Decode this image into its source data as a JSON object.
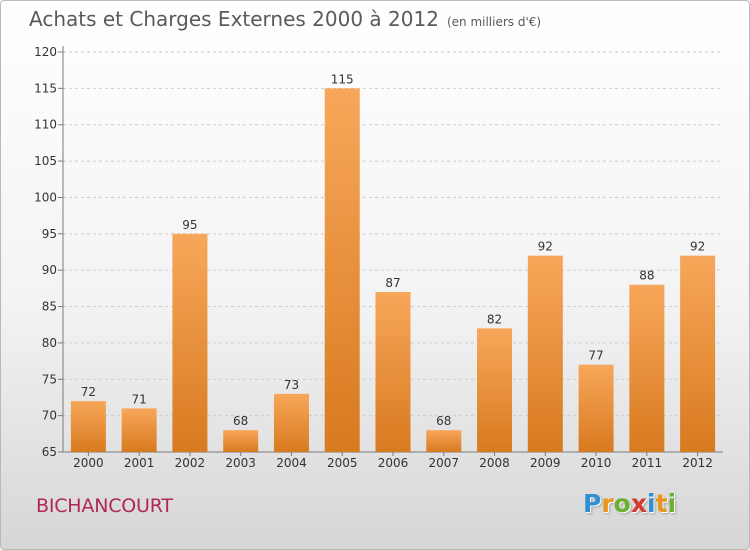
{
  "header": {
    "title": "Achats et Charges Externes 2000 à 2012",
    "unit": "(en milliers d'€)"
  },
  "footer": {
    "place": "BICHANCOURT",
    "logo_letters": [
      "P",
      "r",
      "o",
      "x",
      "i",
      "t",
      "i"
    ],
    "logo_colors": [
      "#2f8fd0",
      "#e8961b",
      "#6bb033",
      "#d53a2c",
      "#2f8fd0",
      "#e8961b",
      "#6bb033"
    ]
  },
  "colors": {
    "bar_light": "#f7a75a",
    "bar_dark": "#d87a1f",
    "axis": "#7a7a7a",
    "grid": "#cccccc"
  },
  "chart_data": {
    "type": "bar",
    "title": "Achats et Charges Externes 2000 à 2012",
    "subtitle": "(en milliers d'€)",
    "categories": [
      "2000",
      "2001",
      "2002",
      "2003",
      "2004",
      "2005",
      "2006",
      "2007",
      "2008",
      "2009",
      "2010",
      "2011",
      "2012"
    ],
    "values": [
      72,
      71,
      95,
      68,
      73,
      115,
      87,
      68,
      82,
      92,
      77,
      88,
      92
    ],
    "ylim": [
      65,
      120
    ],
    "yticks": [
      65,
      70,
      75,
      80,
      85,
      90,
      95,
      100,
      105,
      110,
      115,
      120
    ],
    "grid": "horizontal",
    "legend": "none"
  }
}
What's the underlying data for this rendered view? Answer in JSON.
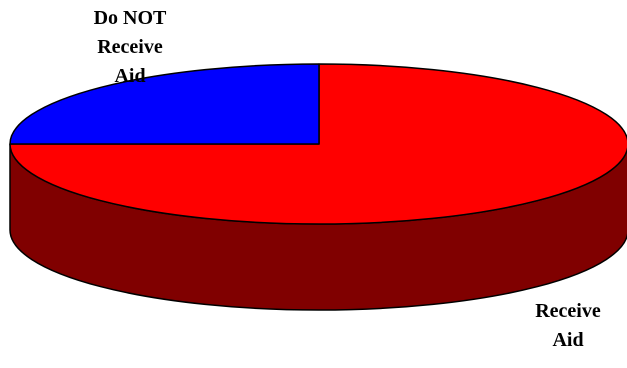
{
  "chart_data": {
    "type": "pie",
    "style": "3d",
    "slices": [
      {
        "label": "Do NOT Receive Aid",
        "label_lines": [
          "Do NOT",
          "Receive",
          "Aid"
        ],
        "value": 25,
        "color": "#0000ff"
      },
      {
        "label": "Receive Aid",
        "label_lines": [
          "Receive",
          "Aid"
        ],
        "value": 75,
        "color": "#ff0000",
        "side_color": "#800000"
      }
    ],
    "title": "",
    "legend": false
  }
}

++++++++++

Objective: Locate the lines above that hold the word "this". Show every one of them.

Task solution:
Decode this image into its source data as a JSON object.
What's the underlying data for this rendered view? Answer in JSON.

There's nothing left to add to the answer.